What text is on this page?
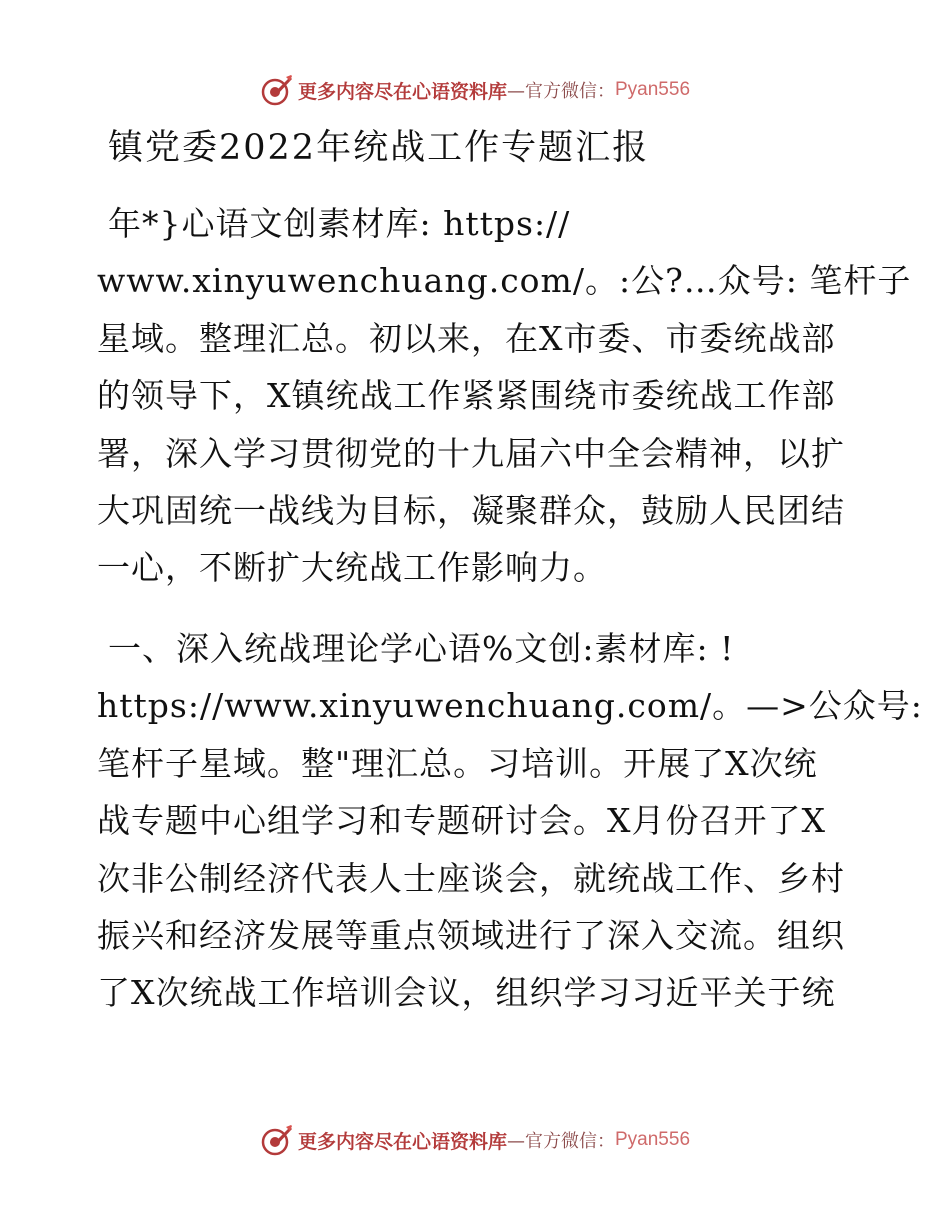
更多内容尽在心语资料库 —官方微信： Pyan556
镇党委2022年统战工作专题汇报

年*}心语文创素材库: https://
www.xinyuwenchuang.com/。:公?…众号: 笔杆子
星域。整理汇总。初以来，在X市委、市委统战部
的领导下，X镇统战工作紧紧围绕市委统战工作部
署，深入学习贯彻党的十九届六中全会精神，以扩
大巩固统一战线为目标，凝聚群众，鼓励人民团结
一心，不断扩大统战工作影响力。

一、深入统战理论学心语%文创:素材库: !
https://www.xinyuwenchuang.com/。—>公众号:
笔杆子星域。整"理汇总。习培训。开展了X次统
战专题中心组学习和专题研讨会。X月份召开了X
次非公制经济代表人士座谈会，就统战工作、乡村
振兴和经济发展等重点领域进行了深入交流。组织
了X次统战工作培训会议，组织学习习近平关于统

更多内容尽在心语资料库 —官方微信： Pyan556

# [What the exercise asks]
Omit the pictures, then quote the rest of the material above exactly.

# [Result]
What text is on this page?
更多内容尽在心语资料库 —官方微信： Pyan556
镇党委2022年统战工作专题汇报

年*}心语文创素材库: https://
www.xinyuwenchuang.com/。:公?…众号: 笔杆子
星域。整理汇总。初以来，在X市委、市委统战部
的领导下，X镇统战工作紧紧围绕市委统战工作部
署，深入学习贯彻党的十九届六中全会精神，以扩
大巩固统一战线为目标，凝聚群众，鼓励人民团结
一心，不断扩大统战工作影响力。

一、深入统战理论学心语%文创:素材库: !
https://www.xinyuwenchuang.com/。—>公众号:
笔杆子星域。整"理汇总。习培训。开展了X次统
战专题中心组学习和专题研讨会。X月份召开了X
次非公制经济代表人士座谈会，就统战工作、乡村
振兴和经济发展等重点领域进行了深入交流。组织
了X次统战工作培训会议，组织学习习近平关于统

更多内容尽在心语资料库 —官方微信： Pyan556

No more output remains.